**Problem description**
Below are the records; copy each line in them that holds the word "title".

========================

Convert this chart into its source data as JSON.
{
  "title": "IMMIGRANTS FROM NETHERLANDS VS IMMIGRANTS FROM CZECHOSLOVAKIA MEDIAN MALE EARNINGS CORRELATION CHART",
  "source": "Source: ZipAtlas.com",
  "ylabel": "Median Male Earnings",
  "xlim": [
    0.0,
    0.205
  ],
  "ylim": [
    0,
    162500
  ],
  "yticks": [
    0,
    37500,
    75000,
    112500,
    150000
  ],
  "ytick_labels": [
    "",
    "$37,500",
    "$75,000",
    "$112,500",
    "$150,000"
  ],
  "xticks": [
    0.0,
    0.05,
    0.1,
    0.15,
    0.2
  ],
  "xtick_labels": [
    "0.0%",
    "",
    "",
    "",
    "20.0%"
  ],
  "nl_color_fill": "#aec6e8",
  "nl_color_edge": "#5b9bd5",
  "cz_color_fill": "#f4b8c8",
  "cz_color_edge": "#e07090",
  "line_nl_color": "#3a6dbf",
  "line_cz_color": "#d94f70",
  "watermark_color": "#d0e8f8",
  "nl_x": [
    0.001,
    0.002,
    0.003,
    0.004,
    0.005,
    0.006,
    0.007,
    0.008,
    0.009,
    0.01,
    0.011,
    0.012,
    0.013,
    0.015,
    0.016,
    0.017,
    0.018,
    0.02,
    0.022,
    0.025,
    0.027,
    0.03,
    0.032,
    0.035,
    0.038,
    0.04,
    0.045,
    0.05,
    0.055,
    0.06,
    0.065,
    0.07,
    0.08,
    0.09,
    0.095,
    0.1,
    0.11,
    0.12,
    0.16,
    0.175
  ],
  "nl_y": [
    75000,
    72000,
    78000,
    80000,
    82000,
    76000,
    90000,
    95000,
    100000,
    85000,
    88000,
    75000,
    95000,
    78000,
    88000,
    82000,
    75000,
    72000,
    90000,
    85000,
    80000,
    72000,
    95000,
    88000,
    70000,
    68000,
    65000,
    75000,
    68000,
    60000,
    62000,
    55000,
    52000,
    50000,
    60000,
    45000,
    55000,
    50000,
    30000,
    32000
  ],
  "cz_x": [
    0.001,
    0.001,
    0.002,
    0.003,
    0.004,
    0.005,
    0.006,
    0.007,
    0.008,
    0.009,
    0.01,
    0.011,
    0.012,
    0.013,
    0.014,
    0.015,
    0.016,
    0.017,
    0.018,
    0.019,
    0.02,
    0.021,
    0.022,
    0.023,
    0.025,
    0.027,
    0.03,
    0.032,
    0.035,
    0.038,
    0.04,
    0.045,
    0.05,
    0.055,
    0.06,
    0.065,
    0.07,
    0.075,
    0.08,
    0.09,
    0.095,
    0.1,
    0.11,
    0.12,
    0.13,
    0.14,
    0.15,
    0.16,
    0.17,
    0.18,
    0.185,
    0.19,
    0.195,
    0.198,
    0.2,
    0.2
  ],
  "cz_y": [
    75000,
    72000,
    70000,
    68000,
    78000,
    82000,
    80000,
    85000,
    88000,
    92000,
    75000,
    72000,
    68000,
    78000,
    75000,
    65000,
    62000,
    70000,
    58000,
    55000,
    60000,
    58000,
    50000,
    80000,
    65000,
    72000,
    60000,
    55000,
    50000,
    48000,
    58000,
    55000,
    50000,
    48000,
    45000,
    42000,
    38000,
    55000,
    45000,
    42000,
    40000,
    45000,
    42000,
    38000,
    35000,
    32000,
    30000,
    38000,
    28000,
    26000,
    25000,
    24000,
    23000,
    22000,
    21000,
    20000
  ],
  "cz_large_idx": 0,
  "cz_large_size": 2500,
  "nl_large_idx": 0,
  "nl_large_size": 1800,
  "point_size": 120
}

========================

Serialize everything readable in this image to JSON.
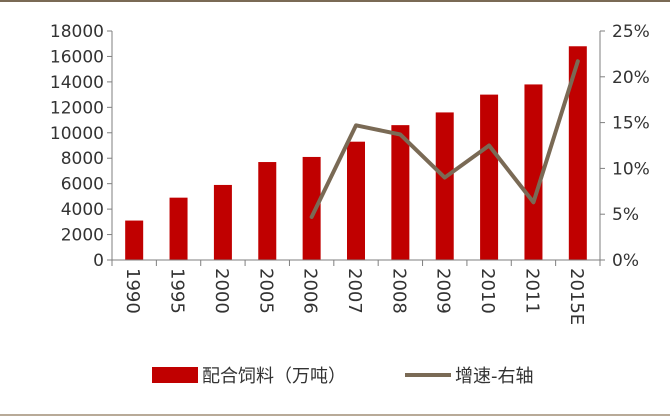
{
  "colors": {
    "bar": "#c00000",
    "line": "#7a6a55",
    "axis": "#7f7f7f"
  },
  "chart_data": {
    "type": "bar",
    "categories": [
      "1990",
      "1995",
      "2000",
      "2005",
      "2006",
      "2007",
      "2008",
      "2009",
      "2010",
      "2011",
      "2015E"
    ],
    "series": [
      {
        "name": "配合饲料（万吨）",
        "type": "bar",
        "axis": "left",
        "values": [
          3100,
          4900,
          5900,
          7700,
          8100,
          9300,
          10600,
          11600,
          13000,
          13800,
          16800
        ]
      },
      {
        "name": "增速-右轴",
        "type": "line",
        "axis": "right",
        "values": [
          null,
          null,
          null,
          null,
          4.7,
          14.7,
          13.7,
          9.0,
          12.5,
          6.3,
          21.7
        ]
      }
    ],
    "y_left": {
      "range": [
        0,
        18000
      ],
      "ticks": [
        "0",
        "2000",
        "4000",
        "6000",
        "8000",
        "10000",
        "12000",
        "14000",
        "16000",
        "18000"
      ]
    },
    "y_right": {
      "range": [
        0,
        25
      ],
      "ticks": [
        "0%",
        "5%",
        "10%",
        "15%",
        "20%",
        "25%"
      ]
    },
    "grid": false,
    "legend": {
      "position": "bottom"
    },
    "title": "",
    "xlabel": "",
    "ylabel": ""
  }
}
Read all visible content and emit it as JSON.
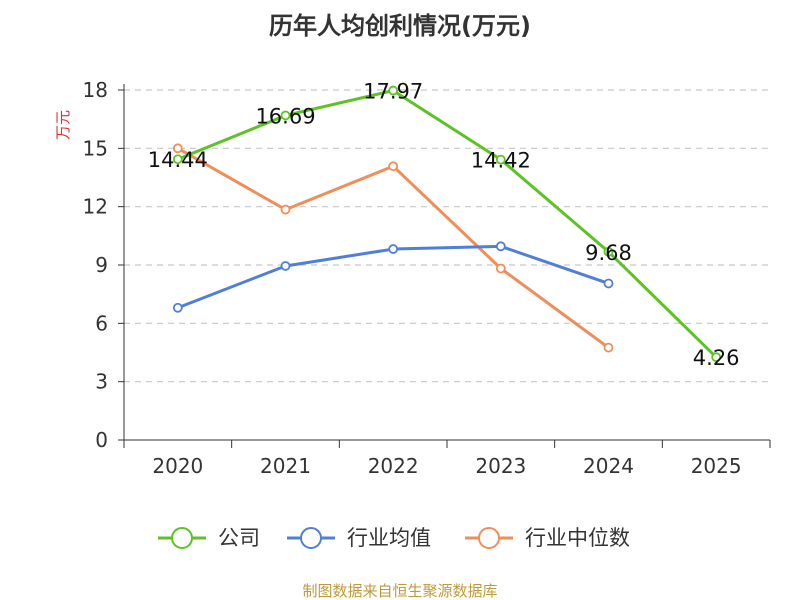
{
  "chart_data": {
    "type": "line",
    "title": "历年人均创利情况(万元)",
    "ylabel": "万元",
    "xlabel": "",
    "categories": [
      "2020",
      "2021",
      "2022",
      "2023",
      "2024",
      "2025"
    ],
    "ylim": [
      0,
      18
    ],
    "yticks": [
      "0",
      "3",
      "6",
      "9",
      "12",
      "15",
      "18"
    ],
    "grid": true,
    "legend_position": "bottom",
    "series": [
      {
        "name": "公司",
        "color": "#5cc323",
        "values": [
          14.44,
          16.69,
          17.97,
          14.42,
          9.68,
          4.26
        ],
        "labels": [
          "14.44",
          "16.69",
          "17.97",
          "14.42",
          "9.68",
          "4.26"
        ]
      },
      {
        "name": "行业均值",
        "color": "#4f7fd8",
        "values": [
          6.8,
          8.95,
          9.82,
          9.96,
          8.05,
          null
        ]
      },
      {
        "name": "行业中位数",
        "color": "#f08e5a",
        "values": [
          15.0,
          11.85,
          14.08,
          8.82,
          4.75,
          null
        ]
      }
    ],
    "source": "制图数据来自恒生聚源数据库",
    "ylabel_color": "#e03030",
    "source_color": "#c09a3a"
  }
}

========================

**Output below**
  "title": "IMMIGRANTS FROM NETHERLANDS VS IMMIGRANTS FROM CZECHOSLOVAKIA MEDIAN MALE EARNINGS CORRELATION CHART",
    "title": "",
    "title": "历年人均创利情况(万元)",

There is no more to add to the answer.